▶ Work to be completed:
Go through the listing and return every line with "Number" in it.

-- start Supplied entries --

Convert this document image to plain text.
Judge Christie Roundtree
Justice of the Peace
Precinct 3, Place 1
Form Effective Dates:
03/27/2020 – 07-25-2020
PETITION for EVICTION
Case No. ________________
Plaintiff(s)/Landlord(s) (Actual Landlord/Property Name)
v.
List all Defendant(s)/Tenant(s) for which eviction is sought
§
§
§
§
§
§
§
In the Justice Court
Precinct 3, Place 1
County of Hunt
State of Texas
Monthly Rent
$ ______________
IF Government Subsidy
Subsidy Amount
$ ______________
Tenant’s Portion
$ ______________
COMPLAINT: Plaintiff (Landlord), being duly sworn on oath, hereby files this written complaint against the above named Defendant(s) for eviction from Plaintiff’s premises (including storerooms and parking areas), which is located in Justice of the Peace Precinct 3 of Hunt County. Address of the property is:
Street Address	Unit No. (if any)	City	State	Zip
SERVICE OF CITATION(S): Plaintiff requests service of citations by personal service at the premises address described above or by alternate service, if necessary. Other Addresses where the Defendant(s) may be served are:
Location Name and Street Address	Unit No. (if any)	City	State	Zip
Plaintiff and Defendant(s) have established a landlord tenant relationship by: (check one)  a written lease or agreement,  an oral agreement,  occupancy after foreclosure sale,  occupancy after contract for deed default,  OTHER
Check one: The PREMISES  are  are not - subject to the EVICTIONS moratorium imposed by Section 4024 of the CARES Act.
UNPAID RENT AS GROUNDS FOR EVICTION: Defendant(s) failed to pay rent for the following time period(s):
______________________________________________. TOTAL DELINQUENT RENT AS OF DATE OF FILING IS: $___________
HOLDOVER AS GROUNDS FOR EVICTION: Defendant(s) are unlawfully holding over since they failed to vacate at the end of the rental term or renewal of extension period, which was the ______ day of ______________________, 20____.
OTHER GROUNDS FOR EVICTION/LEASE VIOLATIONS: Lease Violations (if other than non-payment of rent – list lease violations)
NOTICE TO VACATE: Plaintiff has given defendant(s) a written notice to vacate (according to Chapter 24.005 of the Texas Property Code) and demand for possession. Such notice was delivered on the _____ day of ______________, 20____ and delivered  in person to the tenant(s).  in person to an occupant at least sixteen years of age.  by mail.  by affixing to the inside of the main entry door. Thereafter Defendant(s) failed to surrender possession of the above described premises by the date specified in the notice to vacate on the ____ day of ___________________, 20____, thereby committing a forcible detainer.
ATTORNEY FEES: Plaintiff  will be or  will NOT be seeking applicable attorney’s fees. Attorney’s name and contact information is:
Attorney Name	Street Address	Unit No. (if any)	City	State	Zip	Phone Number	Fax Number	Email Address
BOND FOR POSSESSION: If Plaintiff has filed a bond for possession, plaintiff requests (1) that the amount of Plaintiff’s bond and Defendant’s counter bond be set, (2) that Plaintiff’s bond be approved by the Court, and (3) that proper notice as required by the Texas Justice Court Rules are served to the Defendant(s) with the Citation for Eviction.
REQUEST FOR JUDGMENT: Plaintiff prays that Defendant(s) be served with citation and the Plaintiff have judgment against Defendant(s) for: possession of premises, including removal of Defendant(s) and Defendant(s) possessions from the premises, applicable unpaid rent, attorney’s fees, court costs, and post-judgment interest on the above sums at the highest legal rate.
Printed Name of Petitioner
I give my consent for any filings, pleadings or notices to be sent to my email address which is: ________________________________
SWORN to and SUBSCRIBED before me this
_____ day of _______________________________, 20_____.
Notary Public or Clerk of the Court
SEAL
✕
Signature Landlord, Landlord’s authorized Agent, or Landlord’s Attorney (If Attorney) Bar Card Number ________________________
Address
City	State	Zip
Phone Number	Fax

-- end Supplied entries --

▶ Task solution:
Attorney Name	Street Address	Unit No. (if any)	City	State	Zip	Phone Number	Fax Number	Email Address
Signature Landlord, Landlord’s authorized Agent, or Landlord’s Attorney (If Attorney) Bar Card Number ________________________
Phone Number	Fax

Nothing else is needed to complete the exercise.